▸ Supplied material:
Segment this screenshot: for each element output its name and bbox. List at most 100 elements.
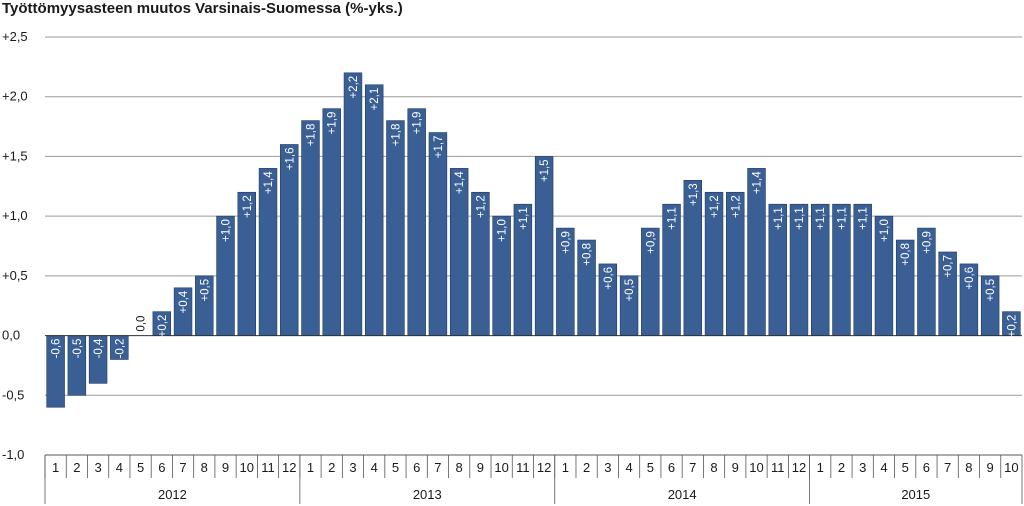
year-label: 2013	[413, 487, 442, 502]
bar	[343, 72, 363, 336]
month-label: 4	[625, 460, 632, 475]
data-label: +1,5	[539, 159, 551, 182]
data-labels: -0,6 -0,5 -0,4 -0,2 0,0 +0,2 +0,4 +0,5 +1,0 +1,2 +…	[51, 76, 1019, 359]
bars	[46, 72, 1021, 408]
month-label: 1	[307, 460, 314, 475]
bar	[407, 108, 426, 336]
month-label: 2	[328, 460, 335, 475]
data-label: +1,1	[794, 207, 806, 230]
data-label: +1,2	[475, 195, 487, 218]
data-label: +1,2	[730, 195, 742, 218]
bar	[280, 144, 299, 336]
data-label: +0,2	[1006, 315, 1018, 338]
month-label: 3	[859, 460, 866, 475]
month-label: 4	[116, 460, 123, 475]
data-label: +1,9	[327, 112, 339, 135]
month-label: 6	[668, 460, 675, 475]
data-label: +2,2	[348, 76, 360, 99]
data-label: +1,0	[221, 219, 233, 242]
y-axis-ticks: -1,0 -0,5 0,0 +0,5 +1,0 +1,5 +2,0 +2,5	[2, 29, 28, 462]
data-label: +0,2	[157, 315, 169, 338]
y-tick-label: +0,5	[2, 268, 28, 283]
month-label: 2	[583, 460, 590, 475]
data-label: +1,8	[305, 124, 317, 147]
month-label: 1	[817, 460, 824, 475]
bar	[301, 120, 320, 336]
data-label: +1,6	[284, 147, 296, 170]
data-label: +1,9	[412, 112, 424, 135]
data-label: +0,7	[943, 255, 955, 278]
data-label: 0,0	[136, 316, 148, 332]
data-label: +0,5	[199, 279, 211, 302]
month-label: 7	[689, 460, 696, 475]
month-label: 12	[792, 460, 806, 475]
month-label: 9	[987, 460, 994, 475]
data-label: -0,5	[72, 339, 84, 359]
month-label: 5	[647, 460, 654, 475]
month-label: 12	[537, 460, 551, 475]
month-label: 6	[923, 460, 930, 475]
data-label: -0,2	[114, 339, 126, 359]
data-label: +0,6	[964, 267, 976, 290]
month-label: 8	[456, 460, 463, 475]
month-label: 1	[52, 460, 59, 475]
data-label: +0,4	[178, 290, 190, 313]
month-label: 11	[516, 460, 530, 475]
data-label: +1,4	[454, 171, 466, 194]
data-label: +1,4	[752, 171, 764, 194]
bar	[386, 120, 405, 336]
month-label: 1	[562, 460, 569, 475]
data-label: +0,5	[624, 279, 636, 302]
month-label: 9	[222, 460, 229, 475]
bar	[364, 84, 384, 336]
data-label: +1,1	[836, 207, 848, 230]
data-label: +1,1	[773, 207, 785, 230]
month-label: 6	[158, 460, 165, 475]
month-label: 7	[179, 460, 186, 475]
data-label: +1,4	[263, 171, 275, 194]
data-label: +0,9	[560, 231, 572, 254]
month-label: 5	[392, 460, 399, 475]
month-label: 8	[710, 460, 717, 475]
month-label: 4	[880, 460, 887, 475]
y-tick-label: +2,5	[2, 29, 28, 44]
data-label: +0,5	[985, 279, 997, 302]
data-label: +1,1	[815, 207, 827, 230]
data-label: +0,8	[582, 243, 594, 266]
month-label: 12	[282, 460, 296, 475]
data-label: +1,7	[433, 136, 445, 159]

▸ Exercise instructions: Pick out every line in the material above that contains the string "labels" and copy those lines.

▸ Written response:
data-labels: -0,6 -0,5 -0,4 -0,2 0,0 +0,2 +0,4 +0,5 +1,0 +1,2 +…	[51, 76, 1019, 359]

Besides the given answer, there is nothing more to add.